Figure data in JSON:
:::::
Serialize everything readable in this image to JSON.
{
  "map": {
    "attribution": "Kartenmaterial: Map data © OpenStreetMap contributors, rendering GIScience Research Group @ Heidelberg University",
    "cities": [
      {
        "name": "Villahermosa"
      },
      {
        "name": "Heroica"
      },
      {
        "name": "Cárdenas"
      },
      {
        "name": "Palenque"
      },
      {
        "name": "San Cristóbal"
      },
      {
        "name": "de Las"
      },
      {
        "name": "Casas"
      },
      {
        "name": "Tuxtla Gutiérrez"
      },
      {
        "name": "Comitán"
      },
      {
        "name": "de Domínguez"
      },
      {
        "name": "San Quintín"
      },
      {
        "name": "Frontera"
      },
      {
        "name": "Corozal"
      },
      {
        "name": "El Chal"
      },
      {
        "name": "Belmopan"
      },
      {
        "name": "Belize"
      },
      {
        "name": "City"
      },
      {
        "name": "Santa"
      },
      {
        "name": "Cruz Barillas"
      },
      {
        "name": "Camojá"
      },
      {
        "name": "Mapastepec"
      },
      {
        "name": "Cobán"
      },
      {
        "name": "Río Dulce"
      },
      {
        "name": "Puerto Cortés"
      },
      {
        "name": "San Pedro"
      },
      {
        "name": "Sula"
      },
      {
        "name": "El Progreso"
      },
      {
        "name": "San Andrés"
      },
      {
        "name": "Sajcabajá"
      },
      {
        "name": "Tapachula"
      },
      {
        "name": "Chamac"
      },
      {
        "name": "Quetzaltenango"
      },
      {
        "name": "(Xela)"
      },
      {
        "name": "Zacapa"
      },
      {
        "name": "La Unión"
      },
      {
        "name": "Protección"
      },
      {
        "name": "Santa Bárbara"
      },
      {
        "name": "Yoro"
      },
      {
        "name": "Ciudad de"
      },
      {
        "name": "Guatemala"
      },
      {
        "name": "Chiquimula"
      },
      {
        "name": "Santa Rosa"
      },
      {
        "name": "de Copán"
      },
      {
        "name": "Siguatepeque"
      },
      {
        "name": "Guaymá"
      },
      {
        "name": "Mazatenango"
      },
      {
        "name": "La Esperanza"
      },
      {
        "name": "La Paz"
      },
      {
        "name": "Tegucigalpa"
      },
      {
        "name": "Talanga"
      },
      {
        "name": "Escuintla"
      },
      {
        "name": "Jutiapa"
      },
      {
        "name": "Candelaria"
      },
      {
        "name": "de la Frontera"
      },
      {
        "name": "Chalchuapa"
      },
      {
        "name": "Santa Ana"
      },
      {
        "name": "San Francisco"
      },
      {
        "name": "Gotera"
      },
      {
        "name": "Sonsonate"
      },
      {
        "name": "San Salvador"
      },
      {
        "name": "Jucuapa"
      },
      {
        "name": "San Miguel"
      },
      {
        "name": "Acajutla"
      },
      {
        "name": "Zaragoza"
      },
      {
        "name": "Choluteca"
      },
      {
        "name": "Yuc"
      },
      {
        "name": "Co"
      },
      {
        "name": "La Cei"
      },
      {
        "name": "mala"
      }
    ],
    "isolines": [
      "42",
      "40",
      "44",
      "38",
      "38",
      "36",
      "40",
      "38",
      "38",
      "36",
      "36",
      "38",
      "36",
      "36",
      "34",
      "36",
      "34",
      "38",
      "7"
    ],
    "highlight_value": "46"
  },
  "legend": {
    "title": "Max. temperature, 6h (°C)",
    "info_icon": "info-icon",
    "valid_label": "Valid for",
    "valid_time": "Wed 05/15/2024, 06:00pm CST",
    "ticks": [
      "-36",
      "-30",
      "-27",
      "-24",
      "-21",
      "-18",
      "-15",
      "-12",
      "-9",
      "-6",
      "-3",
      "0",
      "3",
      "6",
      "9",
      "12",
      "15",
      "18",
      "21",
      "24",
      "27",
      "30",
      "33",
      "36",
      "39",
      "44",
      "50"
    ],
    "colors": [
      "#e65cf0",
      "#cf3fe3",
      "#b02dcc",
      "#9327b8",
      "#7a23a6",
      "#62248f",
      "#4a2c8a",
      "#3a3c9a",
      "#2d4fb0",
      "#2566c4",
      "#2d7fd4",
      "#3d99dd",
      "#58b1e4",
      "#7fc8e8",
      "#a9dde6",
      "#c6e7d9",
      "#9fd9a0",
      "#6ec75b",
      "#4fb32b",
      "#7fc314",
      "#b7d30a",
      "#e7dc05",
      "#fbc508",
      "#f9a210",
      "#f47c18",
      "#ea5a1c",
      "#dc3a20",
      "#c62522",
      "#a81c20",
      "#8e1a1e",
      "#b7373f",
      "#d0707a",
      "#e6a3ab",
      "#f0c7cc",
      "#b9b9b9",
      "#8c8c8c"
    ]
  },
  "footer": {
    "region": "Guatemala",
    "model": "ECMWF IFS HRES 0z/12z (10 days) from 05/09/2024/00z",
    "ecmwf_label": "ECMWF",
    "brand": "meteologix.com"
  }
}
:::::
Exercise goal:
Every record shown above should be written out again exactly.

Output:
Serialize everything readable in this image to JSON.
{
  "map": {
    "attribution": "Kartenmaterial: Map data © OpenStreetMap contributors, rendering GIScience Research Group @ Heidelberg University",
    "cities": [
      {
        "name": "Villahermosa"
      },
      {
        "name": "Heroica"
      },
      {
        "name": "Cárdenas"
      },
      {
        "name": "Palenque"
      },
      {
        "name": "San Cristóbal"
      },
      {
        "name": "de Las"
      },
      {
        "name": "Casas"
      },
      {
        "name": "Tuxtla Gutiérrez"
      },
      {
        "name": "Comitán"
      },
      {
        "name": "de Domínguez"
      },
      {
        "name": "San Quintín"
      },
      {
        "name": "Frontera"
      },
      {
        "name": "Corozal"
      },
      {
        "name": "El Chal"
      },
      {
        "name": "Belmopan"
      },
      {
        "name": "Belize"
      },
      {
        "name": "City"
      },
      {
        "name": "Santa"
      },
      {
        "name": "Cruz Barillas"
      },
      {
        "name": "Camojá"
      },
      {
        "name": "Mapastepec"
      },
      {
        "name": "Cobán"
      },
      {
        "name": "Río Dulce"
      },
      {
        "name": "Puerto Cortés"
      },
      {
        "name": "San Pedro"
      },
      {
        "name": "Sula"
      },
      {
        "name": "El Progreso"
      },
      {
        "name": "San Andrés"
      },
      {
        "name": "Sajcabajá"
      },
      {
        "name": "Tapachula"
      },
      {
        "name": "Chamac"
      },
      {
        "name": "Quetzaltenango"
      },
      {
        "name": "(Xela)"
      },
      {
        "name": "Zacapa"
      },
      {
        "name": "La Unión"
      },
      {
        "name": "Protección"
      },
      {
        "name": "Santa Bárbara"
      },
      {
        "name": "Yoro"
      },
      {
        "name": "Ciudad de"
      },
      {
        "name": "Guatemala"
      },
      {
        "name": "Chiquimula"
      },
      {
        "name": "Santa Rosa"
      },
      {
        "name": "de Copán"
      },
      {
        "name": "Siguatepeque"
      },
      {
        "name": "Guaymá"
      },
      {
        "name": "Mazatenango"
      },
      {
        "name": "La Esperanza"
      },
      {
        "name": "La Paz"
      },
      {
        "name": "Tegucigalpa"
      },
      {
        "name": "Talanga"
      },
      {
        "name": "Escuintla"
      },
      {
        "name": "Jutiapa"
      },
      {
        "name": "Candelaria"
      },
      {
        "name": "de la Frontera"
      },
      {
        "name": "Chalchuapa"
      },
      {
        "name": "Santa Ana"
      },
      {
        "name": "San Francisco"
      },
      {
        "name": "Gotera"
      },
      {
        "name": "Sonsonate"
      },
      {
        "name": "San Salvador"
      },
      {
        "name": "Jucuapa"
      },
      {
        "name": "San Miguel"
      },
      {
        "name": "Acajutla"
      },
      {
        "name": "Zaragoza"
      },
      {
        "name": "Choluteca"
      },
      {
        "name": "Yuc"
      },
      {
        "name": "Co"
      },
      {
        "name": "La Cei"
      },
      {
        "name": "mala"
      }
    ],
    "isolines": [
      "42",
      "40",
      "44",
      "38",
      "38",
      "36",
      "40",
      "38",
      "38",
      "36",
      "36",
      "38",
      "36",
      "36",
      "34",
      "36",
      "34",
      "38",
      "7"
    ],
    "highlight_value": "46"
  },
  "legend": {
    "title": "Max. temperature, 6h (°C)",
    "info_icon": "info-icon",
    "valid_label": "Valid for",
    "valid_time": "Wed 05/15/2024, 06:00pm CST",
    "ticks": [
      "-36",
      "-30",
      "-27",
      "-24",
      "-21",
      "-18",
      "-15",
      "-12",
      "-9",
      "-6",
      "-3",
      "0",
      "3",
      "6",
      "9",
      "12",
      "15",
      "18",
      "21",
      "24",
      "27",
      "30",
      "33",
      "36",
      "39",
      "44",
      "50"
    ],
    "colors": [
      "#e65cf0",
      "#cf3fe3",
      "#b02dcc",
      "#9327b8",
      "#7a23a6",
      "#62248f",
      "#4a2c8a",
      "#3a3c9a",
      "#2d4fb0",
      "#2566c4",
      "#2d7fd4",
      "#3d99dd",
      "#58b1e4",
      "#7fc8e8",
      "#a9dde6",
      "#c6e7d9",
      "#9fd9a0",
      "#6ec75b",
      "#4fb32b",
      "#7fc314",
      "#b7d30a",
      "#e7dc05",
      "#fbc508",
      "#f9a210",
      "#f47c18",
      "#ea5a1c",
      "#dc3a20",
      "#c62522",
      "#a81c20",
      "#8e1a1e",
      "#b7373f",
      "#d0707a",
      "#e6a3ab",
      "#f0c7cc",
      "#b9b9b9",
      "#8c8c8c"
    ]
  },
  "footer": {
    "region": "Guatemala",
    "model": "ECMWF IFS HRES 0z/12z (10 days) from 05/09/2024/00z",
    "ecmwf_label": "ECMWF",
    "brand": "meteologix.com"
  }
}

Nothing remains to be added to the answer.